=== What you are asked to do ===
Check every line of the entries below for the word "электрической", and copy the ones that have it.

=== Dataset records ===
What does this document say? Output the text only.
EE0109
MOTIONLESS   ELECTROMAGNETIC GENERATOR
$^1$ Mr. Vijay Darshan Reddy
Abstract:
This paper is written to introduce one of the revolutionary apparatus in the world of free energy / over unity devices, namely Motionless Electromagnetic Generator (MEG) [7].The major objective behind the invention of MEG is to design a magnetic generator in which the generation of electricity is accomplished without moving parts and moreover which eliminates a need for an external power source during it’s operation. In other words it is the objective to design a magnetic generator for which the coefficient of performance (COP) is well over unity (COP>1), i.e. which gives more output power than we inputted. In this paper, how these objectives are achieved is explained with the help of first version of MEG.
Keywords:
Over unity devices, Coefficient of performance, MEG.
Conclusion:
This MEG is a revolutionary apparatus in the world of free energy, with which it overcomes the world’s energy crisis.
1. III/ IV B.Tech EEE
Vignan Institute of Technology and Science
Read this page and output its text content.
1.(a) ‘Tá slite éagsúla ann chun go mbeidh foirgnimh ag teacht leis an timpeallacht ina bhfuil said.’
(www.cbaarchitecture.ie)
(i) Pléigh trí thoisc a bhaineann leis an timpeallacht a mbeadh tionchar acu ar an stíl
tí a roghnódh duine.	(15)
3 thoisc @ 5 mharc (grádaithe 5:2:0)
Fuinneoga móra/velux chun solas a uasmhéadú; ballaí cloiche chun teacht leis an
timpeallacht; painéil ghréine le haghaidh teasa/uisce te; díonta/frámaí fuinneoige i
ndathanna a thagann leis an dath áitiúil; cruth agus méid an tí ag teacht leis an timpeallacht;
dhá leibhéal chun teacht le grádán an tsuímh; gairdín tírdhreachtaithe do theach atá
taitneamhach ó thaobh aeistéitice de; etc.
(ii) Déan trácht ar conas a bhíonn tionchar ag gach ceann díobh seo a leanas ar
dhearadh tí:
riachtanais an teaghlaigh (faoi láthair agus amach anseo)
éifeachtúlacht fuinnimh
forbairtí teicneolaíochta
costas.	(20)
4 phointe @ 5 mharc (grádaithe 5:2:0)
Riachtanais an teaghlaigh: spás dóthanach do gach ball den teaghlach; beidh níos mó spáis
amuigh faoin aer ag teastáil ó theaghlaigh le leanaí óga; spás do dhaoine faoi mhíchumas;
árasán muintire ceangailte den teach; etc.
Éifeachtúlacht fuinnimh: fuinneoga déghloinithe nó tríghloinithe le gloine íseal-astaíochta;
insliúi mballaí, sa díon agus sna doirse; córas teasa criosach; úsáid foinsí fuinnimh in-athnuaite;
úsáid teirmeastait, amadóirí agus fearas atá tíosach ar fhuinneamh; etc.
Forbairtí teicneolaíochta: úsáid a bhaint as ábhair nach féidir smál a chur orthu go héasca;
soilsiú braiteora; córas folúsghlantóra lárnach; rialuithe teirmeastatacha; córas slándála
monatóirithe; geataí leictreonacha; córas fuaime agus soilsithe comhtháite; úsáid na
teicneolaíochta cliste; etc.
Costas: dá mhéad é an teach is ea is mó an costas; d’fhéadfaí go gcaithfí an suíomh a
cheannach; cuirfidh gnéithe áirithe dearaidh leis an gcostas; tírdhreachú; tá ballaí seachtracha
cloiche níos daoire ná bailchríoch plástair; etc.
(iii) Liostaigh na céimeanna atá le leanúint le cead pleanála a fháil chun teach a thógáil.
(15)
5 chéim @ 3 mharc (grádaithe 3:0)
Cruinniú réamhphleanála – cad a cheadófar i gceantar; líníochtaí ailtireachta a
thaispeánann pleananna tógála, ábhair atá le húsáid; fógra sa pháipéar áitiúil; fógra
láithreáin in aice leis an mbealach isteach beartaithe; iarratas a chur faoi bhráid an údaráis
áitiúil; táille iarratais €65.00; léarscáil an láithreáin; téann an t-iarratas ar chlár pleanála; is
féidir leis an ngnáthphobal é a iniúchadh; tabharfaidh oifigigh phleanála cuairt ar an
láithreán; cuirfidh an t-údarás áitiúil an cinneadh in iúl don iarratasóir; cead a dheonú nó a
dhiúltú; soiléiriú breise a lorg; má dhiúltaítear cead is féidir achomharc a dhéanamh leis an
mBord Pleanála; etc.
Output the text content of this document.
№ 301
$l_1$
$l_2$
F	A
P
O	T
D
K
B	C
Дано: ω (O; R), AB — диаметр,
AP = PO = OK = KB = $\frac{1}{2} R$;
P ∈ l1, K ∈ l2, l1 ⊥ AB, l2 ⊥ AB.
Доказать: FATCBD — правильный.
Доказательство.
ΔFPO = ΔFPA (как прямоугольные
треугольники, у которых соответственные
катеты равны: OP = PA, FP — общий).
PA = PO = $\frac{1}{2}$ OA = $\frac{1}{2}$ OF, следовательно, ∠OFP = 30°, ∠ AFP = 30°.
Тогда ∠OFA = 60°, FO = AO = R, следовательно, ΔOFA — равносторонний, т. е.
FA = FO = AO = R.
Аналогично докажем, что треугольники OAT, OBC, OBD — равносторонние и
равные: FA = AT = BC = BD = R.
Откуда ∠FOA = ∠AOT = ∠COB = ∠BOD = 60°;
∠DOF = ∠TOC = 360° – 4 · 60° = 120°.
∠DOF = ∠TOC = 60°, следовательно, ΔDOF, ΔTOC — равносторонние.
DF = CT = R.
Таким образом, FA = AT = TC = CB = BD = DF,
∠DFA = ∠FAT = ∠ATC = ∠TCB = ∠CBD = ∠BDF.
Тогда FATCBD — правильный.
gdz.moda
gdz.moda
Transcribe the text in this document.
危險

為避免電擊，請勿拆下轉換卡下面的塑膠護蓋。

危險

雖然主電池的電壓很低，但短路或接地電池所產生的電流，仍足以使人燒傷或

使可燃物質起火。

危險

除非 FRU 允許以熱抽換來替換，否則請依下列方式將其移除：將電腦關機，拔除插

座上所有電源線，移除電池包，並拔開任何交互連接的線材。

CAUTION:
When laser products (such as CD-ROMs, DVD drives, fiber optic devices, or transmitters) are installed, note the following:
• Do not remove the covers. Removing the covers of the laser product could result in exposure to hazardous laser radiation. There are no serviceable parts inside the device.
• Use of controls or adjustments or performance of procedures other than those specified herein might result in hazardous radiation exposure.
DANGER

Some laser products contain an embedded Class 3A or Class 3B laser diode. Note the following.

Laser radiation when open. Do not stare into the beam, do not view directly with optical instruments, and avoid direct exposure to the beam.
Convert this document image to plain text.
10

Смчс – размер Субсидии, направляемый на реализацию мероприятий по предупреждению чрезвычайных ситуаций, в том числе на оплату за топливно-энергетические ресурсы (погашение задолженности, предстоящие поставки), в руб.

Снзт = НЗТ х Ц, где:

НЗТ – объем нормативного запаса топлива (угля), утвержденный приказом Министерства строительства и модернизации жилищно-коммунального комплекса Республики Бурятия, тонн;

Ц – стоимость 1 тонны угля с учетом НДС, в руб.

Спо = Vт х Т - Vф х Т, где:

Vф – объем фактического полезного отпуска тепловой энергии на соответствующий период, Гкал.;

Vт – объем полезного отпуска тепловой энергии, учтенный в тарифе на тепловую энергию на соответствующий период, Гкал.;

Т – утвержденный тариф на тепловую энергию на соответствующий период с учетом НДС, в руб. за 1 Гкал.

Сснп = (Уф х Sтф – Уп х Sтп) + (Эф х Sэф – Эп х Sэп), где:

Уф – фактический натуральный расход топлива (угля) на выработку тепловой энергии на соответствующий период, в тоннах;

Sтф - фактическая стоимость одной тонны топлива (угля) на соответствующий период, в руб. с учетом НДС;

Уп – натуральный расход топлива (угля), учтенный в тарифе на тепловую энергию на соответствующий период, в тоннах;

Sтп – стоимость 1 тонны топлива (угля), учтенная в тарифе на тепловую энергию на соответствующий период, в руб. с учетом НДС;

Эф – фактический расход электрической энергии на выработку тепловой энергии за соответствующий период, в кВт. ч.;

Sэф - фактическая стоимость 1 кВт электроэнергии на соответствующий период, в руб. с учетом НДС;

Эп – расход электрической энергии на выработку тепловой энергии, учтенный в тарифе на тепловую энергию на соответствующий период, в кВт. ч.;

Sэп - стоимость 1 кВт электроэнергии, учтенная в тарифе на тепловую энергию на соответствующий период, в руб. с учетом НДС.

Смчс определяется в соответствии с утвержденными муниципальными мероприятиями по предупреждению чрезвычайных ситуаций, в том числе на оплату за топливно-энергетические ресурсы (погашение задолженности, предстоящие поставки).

=== Solved exercise ===
Эф – фактический расход электрической энергии на выработку тепловой энергии за соответствующий период, в кВт. ч.;
Эп – расход электрической энергии на выработку тепловой энергии, учтенный в тарифе на тепловую энергию на соответствующий период, в кВт. ч.;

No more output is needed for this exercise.